● Directions:
Set all the material down again unchanged, without the pictures.

++++ Records supplied

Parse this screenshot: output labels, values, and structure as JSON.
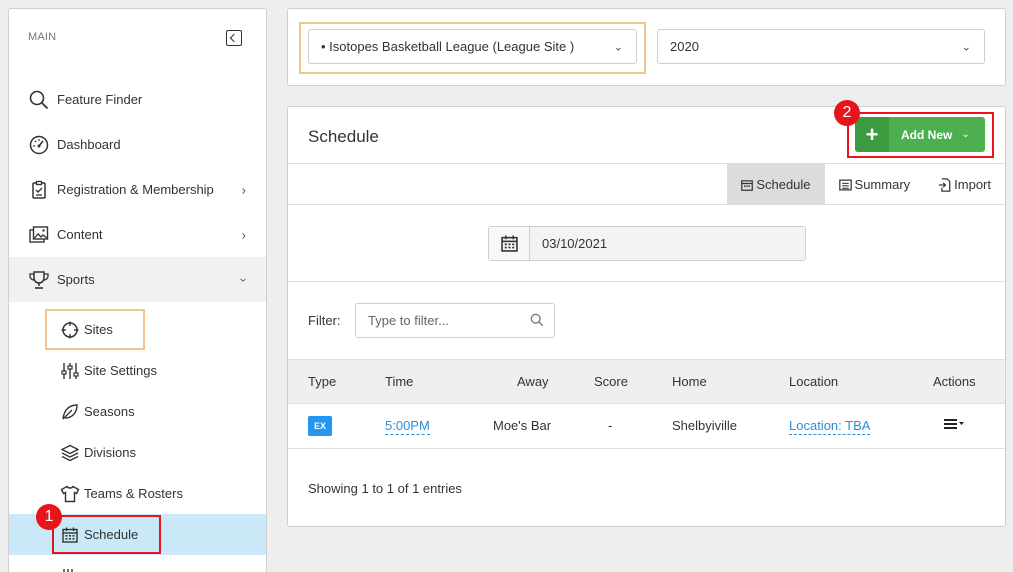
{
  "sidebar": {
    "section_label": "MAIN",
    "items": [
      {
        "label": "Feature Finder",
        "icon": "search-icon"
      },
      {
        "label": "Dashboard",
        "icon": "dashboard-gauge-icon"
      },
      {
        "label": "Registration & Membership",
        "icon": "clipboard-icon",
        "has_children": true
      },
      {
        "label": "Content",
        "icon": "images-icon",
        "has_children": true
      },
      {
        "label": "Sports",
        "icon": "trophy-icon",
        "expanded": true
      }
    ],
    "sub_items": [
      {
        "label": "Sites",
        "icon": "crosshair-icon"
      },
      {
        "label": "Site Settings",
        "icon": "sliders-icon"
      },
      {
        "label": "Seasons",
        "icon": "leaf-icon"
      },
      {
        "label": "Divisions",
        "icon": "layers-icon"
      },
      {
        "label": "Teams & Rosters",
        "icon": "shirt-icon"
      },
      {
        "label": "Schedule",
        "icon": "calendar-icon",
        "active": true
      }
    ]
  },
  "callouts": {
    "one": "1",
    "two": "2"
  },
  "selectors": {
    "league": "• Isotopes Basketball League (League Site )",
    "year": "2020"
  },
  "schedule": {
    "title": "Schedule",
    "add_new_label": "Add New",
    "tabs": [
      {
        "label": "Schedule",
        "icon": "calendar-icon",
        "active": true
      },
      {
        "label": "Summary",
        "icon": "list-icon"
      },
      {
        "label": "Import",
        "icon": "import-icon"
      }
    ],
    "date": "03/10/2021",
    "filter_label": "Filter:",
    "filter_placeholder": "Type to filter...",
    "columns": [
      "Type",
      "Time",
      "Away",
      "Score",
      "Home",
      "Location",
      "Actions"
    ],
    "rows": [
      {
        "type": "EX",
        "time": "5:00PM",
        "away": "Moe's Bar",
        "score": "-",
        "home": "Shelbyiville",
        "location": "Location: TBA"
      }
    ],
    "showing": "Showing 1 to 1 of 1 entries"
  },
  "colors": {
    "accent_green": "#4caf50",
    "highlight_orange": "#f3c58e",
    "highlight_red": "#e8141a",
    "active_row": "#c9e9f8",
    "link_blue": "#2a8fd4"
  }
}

++++++++

● Written answer:
Parse this screenshot: output labels, values, and structure as JSON.
{
  "sidebar": {
    "section_label": "MAIN",
    "items": [
      {
        "label": "Feature Finder",
        "icon": "search-icon"
      },
      {
        "label": "Dashboard",
        "icon": "dashboard-gauge-icon"
      },
      {
        "label": "Registration & Membership",
        "icon": "clipboard-icon",
        "has_children": true
      },
      {
        "label": "Content",
        "icon": "images-icon",
        "has_children": true
      },
      {
        "label": "Sports",
        "icon": "trophy-icon",
        "expanded": true
      }
    ],
    "sub_items": [
      {
        "label": "Sites",
        "icon": "crosshair-icon"
      },
      {
        "label": "Site Settings",
        "icon": "sliders-icon"
      },
      {
        "label": "Seasons",
        "icon": "leaf-icon"
      },
      {
        "label": "Divisions",
        "icon": "layers-icon"
      },
      {
        "label": "Teams & Rosters",
        "icon": "shirt-icon"
      },
      {
        "label": "Schedule",
        "icon": "calendar-icon",
        "active": true
      }
    ]
  },
  "callouts": {
    "one": "1",
    "two": "2"
  },
  "selectors": {
    "league": "• Isotopes Basketball League (League Site )",
    "year": "2020"
  },
  "schedule": {
    "title": "Schedule",
    "add_new_label": "Add New",
    "tabs": [
      {
        "label": "Schedule",
        "icon": "calendar-icon",
        "active": true
      },
      {
        "label": "Summary",
        "icon": "list-icon"
      },
      {
        "label": "Import",
        "icon": "import-icon"
      }
    ],
    "date": "03/10/2021",
    "filter_label": "Filter:",
    "filter_placeholder": "Type to filter...",
    "columns": [
      "Type",
      "Time",
      "Away",
      "Score",
      "Home",
      "Location",
      "Actions"
    ],
    "rows": [
      {
        "type": "EX",
        "time": "5:00PM",
        "away": "Moe's Bar",
        "score": "-",
        "home": "Shelbyiville",
        "location": "Location: TBA"
      }
    ],
    "showing": "Showing 1 to 1 of 1 entries"
  },
  "colors": {
    "accent_green": "#4caf50",
    "highlight_orange": "#f3c58e",
    "highlight_red": "#e8141a",
    "active_row": "#c9e9f8",
    "link_blue": "#2a8fd4"
  }
}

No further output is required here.